Retype the rows exactly, starting with the first row and going on through the row that contains "584, 807, 609]".

• • • • •

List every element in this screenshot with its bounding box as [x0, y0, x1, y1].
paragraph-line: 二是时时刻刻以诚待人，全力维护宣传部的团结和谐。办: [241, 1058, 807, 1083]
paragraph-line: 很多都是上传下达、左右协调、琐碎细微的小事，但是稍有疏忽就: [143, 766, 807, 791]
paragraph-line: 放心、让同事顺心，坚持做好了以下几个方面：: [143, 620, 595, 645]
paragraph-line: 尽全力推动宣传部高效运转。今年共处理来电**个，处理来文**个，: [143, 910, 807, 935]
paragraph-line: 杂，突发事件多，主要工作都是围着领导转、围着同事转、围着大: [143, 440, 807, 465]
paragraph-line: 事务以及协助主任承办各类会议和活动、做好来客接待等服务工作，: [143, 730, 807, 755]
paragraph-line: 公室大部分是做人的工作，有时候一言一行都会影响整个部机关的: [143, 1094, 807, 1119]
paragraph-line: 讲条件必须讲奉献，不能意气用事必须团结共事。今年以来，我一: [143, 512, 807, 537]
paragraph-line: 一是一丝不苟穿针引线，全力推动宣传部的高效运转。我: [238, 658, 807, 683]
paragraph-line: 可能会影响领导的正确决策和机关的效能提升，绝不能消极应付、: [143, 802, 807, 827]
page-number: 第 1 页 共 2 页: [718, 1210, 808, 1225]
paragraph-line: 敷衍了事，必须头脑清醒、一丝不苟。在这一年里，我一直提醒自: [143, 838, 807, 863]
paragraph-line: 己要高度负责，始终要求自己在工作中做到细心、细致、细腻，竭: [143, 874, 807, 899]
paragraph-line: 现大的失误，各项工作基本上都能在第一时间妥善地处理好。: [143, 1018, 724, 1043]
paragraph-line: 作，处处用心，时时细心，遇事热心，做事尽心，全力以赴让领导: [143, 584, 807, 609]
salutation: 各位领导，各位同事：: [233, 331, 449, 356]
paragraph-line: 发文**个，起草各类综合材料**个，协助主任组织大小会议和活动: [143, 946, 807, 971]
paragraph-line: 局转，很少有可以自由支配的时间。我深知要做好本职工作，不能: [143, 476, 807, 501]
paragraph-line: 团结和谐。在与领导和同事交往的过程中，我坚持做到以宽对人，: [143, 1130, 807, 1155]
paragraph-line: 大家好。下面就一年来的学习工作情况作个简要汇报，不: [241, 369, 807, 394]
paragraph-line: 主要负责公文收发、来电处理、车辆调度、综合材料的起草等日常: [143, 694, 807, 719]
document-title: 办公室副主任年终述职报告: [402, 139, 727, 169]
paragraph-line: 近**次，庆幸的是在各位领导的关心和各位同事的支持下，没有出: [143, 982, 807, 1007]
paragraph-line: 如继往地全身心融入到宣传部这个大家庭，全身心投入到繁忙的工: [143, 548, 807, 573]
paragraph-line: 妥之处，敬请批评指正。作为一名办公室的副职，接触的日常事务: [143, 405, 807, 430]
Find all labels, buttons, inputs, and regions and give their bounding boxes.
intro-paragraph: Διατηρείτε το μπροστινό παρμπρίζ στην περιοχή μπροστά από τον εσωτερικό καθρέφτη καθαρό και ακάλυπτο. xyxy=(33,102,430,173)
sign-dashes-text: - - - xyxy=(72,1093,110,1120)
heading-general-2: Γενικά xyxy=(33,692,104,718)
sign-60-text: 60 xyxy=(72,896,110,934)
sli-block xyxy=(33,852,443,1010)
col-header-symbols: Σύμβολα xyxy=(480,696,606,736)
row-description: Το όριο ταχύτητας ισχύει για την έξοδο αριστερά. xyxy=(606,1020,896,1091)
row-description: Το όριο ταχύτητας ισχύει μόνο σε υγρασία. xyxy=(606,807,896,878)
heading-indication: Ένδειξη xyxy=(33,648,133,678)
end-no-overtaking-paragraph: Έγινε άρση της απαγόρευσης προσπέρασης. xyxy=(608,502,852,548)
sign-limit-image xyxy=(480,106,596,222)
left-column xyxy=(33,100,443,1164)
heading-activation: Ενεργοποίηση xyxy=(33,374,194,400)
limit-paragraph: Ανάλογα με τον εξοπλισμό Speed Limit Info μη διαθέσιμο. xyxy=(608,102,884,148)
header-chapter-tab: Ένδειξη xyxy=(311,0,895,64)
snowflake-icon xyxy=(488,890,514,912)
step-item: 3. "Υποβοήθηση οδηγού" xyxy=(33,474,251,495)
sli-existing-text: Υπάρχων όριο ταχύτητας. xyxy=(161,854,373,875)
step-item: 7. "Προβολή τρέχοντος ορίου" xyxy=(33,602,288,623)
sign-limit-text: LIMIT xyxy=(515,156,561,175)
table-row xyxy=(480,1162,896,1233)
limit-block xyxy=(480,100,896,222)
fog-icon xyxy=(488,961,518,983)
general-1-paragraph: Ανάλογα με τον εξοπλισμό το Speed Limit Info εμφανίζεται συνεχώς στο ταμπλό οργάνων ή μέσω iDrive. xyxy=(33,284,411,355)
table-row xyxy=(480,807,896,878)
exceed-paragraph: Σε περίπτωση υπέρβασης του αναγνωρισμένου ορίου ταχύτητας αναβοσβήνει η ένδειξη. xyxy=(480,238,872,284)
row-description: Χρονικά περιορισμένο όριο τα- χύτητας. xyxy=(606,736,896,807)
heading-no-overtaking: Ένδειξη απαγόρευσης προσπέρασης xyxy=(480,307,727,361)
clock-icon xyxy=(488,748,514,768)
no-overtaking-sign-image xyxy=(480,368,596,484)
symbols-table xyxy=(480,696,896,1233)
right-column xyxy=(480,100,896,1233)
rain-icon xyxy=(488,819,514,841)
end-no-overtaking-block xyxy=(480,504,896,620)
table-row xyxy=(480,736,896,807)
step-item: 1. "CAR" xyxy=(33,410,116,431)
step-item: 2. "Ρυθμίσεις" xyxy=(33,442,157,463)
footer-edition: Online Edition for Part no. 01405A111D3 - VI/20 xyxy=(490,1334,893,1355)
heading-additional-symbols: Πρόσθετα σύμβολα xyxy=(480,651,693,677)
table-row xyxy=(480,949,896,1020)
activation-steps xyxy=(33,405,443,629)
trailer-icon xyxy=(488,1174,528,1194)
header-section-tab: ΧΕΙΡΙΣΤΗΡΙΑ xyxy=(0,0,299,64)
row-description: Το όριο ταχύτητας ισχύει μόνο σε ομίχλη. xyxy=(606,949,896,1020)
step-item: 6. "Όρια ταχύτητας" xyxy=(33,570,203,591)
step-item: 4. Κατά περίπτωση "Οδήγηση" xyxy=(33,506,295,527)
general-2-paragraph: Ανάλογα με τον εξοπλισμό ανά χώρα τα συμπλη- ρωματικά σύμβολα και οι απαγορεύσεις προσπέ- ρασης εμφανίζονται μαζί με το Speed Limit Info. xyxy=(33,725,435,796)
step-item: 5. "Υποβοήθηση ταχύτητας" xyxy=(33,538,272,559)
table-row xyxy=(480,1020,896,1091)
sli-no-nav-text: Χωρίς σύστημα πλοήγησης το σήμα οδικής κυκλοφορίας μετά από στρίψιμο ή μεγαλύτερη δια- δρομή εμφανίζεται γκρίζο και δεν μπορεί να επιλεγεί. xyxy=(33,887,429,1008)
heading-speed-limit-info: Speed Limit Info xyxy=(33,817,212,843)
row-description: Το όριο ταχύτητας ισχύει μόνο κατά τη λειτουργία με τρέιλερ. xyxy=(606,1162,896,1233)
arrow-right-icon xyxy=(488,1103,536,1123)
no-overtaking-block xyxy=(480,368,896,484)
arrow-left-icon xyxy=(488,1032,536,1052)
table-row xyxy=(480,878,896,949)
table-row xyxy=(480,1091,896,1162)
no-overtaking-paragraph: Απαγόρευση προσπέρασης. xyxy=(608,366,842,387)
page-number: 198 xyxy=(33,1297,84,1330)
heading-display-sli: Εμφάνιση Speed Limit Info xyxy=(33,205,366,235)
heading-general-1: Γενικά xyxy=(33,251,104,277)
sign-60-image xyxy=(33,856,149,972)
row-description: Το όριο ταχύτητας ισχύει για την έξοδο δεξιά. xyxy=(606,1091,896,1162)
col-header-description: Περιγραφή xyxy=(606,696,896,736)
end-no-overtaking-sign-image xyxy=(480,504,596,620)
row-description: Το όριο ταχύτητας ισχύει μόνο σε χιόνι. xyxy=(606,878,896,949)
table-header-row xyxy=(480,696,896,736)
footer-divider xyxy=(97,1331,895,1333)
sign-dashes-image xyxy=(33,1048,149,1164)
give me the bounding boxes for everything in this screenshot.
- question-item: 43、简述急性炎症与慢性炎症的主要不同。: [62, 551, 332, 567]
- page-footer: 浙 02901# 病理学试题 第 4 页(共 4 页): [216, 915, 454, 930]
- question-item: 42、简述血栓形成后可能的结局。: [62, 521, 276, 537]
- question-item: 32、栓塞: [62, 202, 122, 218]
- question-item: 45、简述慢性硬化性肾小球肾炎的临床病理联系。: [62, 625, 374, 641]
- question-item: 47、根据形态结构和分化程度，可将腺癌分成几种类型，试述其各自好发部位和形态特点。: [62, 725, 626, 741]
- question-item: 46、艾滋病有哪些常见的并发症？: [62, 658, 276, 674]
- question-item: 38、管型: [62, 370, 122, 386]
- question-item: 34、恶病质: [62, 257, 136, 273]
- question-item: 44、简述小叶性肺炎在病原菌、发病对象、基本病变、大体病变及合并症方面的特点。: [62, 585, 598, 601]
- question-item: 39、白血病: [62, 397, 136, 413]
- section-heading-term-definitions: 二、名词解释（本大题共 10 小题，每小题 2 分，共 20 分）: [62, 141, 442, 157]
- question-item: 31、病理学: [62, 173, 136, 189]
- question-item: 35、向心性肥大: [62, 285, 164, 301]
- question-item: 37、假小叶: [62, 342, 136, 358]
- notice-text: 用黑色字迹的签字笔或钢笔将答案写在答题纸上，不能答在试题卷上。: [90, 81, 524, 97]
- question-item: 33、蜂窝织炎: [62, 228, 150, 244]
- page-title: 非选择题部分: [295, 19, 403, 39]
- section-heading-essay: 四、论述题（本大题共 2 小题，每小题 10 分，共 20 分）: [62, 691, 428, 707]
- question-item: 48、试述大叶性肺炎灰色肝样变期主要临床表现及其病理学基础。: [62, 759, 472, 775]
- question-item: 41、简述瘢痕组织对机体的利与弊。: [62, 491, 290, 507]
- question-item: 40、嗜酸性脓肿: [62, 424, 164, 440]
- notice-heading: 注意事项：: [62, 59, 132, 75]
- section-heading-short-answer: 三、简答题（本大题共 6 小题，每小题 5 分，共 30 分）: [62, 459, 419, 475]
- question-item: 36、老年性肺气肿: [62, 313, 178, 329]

• • • • •

ANSWER FOR THE TASK:
List every element in this screenshot with its bounding box as [x0, y0, x1, y1].
paragraph-line: 二是时时刻刻以诚待人，全力维护宣传部的团结和谐。办: [241, 1058, 807, 1083]
paragraph-line: 很多都是上传下达、左右协调、琐碎细微的小事，但是稍有疏忽就: [143, 766, 807, 791]
paragraph-line: 放心、让同事顺心，坚持做好了以下几个方面：: [143, 620, 595, 645]
paragraph-line: 尽全力推动宣传部高效运转。今年共处理来电**个，处理来文**个，: [143, 910, 807, 935]
paragraph-line: 杂，突发事件多，主要工作都是围着领导转、围着同事转、围着大: [143, 440, 807, 465]
paragraph-line: 事务以及协助主任承办各类会议和活动、做好来客接待等服务工作，: [143, 730, 807, 755]
paragraph-line: 公室大部分是做人的工作，有时候一言一行都会影响整个部机关的: [143, 1094, 807, 1119]
paragraph-line: 讲条件必须讲奉献，不能意气用事必须团结共事。今年以来，我一: [143, 512, 807, 537]
paragraph-line: 一是一丝不苟穿针引线，全力推动宣传部的高效运转。我: [238, 658, 807, 683]
paragraph-line: 可能会影响领导的正确决策和机关的效能提升，绝不能消极应付、: [143, 802, 807, 827]
page-number: 第 1 页 共 2 页: [718, 1210, 808, 1225]
paragraph-line: 敷衍了事，必须头脑清醒、一丝不苟。在这一年里，我一直提醒自: [143, 838, 807, 863]
paragraph-line: 己要高度负责，始终要求自己在工作中做到细心、细致、细腻，竭: [143, 874, 807, 899]
paragraph-line: 现大的失误，各项工作基本上都能在第一时间妥善地处理好。: [143, 1018, 724, 1043]
paragraph-line: 作，处处用心，时时细心，遇事热心，做事尽心，全力以赴让领导: [143, 584, 807, 609]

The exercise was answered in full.